Structured figure records
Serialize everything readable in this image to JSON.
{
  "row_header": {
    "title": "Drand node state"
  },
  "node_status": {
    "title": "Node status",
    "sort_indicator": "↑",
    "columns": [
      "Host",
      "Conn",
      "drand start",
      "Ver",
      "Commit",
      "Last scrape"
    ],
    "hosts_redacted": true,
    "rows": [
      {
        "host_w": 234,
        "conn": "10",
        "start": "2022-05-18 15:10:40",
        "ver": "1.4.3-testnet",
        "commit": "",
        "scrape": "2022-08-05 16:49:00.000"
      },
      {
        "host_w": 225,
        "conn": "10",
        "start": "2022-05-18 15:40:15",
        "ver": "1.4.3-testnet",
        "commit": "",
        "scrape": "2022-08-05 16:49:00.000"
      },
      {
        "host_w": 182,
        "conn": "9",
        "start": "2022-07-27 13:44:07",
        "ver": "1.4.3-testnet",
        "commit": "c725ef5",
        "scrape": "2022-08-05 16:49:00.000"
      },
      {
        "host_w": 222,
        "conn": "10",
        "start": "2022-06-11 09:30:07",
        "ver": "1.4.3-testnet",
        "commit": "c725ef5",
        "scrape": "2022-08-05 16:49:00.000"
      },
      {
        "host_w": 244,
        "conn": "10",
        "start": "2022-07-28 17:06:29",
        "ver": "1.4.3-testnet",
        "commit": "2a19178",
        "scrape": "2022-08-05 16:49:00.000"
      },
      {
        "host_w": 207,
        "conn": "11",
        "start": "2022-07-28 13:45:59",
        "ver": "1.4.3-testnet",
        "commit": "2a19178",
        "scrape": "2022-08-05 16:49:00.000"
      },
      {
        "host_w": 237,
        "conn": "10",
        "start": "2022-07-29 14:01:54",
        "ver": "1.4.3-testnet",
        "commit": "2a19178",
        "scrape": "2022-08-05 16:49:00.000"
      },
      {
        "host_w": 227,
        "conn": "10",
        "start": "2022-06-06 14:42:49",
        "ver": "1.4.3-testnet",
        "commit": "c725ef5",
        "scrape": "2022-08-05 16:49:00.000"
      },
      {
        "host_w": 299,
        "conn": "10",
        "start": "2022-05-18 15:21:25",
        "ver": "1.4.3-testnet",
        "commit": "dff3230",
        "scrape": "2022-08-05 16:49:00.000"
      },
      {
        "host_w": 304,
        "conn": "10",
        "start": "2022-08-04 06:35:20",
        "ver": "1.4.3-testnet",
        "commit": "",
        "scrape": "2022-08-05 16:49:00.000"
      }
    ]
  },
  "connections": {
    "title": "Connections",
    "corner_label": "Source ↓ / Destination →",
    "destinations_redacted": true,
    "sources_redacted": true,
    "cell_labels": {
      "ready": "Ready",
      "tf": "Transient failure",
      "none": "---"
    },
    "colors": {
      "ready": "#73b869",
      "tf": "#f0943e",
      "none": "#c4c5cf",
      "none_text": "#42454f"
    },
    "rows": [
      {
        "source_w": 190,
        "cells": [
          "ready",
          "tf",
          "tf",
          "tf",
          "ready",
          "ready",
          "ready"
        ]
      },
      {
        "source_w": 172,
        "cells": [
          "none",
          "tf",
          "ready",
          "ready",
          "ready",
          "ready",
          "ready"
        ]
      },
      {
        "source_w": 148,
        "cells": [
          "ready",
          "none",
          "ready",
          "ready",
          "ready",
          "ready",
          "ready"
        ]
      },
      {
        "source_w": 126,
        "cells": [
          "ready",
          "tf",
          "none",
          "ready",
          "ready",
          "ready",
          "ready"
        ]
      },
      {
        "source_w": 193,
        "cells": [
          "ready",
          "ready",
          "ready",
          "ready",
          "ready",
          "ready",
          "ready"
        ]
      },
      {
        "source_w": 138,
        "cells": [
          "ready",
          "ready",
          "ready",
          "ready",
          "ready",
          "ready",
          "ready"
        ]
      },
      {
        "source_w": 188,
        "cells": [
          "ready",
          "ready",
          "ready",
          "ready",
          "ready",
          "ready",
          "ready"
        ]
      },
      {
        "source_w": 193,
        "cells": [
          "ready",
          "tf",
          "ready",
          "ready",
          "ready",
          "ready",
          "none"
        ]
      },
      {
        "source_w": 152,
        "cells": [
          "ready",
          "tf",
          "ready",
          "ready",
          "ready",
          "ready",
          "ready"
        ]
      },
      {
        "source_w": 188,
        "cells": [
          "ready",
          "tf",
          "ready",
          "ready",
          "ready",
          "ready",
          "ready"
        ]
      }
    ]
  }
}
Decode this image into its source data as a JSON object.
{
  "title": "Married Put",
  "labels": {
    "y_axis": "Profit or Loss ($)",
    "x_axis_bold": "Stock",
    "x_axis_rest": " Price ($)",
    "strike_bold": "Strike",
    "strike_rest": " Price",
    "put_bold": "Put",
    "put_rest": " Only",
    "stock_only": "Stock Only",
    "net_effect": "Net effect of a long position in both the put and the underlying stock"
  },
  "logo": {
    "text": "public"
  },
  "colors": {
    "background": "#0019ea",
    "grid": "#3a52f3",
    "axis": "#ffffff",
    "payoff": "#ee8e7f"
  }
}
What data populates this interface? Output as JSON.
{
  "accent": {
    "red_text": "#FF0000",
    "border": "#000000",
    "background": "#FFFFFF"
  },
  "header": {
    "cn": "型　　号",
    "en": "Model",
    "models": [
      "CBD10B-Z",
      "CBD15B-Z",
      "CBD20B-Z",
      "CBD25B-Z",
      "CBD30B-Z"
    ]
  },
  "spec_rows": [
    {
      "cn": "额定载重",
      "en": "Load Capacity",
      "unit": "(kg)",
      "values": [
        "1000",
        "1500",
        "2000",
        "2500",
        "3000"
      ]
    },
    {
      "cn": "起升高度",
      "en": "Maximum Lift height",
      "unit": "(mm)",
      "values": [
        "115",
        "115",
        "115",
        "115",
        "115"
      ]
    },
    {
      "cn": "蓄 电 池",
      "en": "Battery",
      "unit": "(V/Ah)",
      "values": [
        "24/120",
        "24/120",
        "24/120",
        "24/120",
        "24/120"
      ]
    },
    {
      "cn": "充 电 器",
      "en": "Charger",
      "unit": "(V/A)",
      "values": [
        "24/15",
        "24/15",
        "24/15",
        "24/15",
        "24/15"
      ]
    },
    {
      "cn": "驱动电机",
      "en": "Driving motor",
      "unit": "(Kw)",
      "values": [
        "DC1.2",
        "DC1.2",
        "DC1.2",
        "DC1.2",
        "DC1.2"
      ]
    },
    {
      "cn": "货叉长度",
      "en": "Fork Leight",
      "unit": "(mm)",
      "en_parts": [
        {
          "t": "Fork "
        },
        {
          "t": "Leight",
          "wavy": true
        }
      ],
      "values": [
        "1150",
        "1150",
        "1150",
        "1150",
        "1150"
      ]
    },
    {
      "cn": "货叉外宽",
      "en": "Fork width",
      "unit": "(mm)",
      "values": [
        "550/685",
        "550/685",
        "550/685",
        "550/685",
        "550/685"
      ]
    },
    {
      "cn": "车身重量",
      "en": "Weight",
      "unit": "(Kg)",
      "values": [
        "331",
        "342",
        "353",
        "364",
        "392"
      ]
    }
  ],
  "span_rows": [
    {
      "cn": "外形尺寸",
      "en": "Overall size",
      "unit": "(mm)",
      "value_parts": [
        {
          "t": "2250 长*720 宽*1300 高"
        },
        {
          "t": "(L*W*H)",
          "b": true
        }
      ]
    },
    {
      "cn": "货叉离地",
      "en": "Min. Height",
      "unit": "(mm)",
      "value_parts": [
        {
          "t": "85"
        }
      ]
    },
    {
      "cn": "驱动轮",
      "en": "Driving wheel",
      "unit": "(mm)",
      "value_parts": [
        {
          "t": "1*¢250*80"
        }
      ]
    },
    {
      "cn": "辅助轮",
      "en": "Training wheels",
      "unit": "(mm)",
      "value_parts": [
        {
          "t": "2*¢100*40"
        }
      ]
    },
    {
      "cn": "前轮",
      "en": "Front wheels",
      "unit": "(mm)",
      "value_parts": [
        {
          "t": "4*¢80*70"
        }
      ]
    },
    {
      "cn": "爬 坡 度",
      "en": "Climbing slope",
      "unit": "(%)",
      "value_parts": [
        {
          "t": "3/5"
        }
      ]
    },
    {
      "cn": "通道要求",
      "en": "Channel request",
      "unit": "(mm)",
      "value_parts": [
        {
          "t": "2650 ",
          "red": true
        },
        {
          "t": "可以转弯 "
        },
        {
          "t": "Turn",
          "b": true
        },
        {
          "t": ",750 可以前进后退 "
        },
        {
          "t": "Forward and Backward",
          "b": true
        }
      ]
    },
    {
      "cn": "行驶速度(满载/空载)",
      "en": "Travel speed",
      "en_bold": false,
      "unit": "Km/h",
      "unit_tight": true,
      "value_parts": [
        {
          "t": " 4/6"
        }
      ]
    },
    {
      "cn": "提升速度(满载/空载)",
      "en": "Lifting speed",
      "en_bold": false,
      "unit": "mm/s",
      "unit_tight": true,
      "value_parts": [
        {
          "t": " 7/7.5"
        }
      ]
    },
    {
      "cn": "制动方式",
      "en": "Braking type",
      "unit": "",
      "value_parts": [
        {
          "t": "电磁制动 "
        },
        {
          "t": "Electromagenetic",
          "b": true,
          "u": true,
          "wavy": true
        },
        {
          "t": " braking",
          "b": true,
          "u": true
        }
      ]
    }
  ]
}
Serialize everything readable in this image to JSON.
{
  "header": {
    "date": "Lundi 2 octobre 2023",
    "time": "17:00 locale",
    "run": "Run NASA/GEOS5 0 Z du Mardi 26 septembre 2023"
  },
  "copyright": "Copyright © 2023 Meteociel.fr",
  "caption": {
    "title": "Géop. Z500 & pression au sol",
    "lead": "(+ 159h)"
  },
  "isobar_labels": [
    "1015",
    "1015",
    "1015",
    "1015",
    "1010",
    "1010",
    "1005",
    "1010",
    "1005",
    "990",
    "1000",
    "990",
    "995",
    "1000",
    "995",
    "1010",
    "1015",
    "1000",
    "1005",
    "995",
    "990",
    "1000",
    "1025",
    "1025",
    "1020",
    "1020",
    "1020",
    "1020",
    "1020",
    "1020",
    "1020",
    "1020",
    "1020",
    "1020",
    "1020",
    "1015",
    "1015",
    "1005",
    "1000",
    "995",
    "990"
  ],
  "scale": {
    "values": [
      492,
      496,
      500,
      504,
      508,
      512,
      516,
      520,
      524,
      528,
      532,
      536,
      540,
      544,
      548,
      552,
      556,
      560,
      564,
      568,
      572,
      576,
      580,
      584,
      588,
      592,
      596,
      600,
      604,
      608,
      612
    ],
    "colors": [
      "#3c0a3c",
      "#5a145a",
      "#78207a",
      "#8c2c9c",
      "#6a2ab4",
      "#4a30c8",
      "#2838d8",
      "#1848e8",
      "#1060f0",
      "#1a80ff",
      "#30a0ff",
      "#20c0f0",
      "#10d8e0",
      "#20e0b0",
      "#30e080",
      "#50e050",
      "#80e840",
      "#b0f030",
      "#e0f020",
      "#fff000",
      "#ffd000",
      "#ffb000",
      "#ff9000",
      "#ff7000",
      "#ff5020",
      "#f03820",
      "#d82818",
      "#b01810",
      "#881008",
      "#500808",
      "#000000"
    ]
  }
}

Written task » Filter the records above for lines containing the word "data", and copy those lines.

Answer »
Decode this image into its source data as a JSON object.
What data populates this interface? Output as JSON.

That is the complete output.